Material to process:
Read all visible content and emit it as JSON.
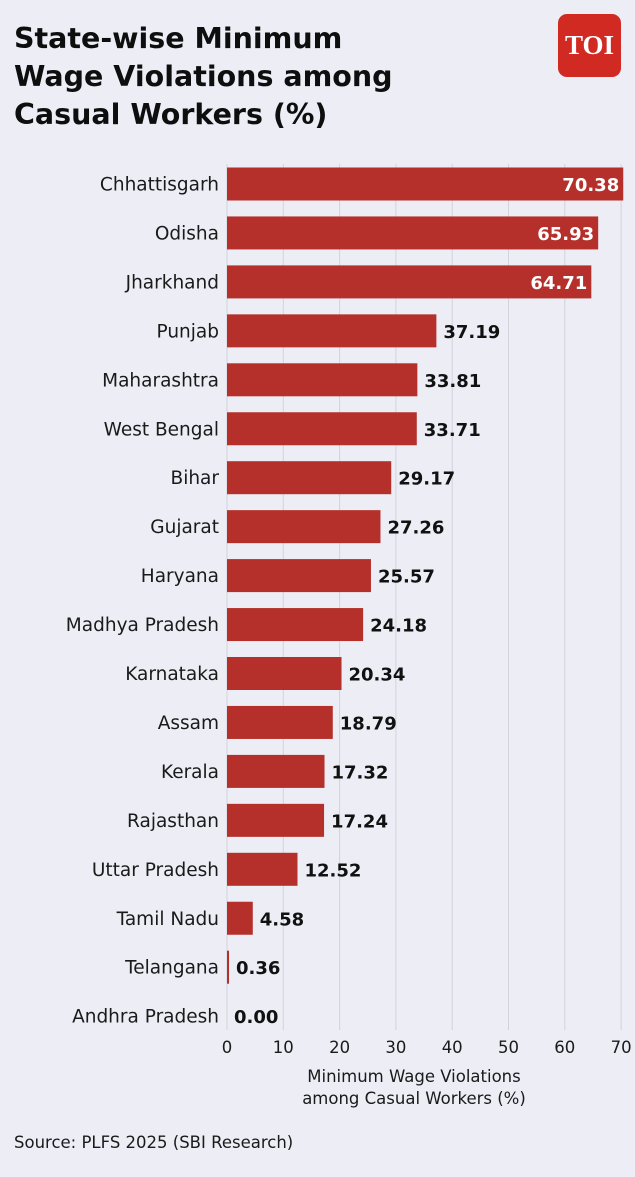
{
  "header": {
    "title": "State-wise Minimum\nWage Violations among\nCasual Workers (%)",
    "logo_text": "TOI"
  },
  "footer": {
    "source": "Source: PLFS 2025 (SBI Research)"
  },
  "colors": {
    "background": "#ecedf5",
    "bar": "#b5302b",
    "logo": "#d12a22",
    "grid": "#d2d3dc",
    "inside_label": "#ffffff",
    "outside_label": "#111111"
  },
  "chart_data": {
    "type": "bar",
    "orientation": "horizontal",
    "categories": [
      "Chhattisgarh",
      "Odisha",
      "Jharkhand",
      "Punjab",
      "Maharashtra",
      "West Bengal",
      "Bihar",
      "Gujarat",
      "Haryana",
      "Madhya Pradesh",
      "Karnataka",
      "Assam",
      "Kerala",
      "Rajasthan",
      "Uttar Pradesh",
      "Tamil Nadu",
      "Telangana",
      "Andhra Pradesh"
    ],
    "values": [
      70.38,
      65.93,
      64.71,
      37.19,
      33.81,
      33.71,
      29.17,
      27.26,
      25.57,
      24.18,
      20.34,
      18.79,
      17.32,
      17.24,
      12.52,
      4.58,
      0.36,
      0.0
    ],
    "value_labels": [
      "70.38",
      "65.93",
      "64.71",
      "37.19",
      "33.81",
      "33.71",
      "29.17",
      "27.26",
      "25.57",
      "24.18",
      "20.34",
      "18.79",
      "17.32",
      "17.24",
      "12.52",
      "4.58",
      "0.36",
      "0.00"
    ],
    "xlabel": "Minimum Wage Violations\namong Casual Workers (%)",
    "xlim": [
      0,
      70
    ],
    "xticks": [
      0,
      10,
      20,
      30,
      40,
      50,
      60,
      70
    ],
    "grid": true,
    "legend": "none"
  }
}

Problem to work on: Pull out all lines of the data with the string "Violations".

The completed task:
    "title": "State-wise Minimum\nWage Violations among\nCasual Workers (%)",
    "xlabel": "Minimum Wage Violations\namong Casual Workers (%)",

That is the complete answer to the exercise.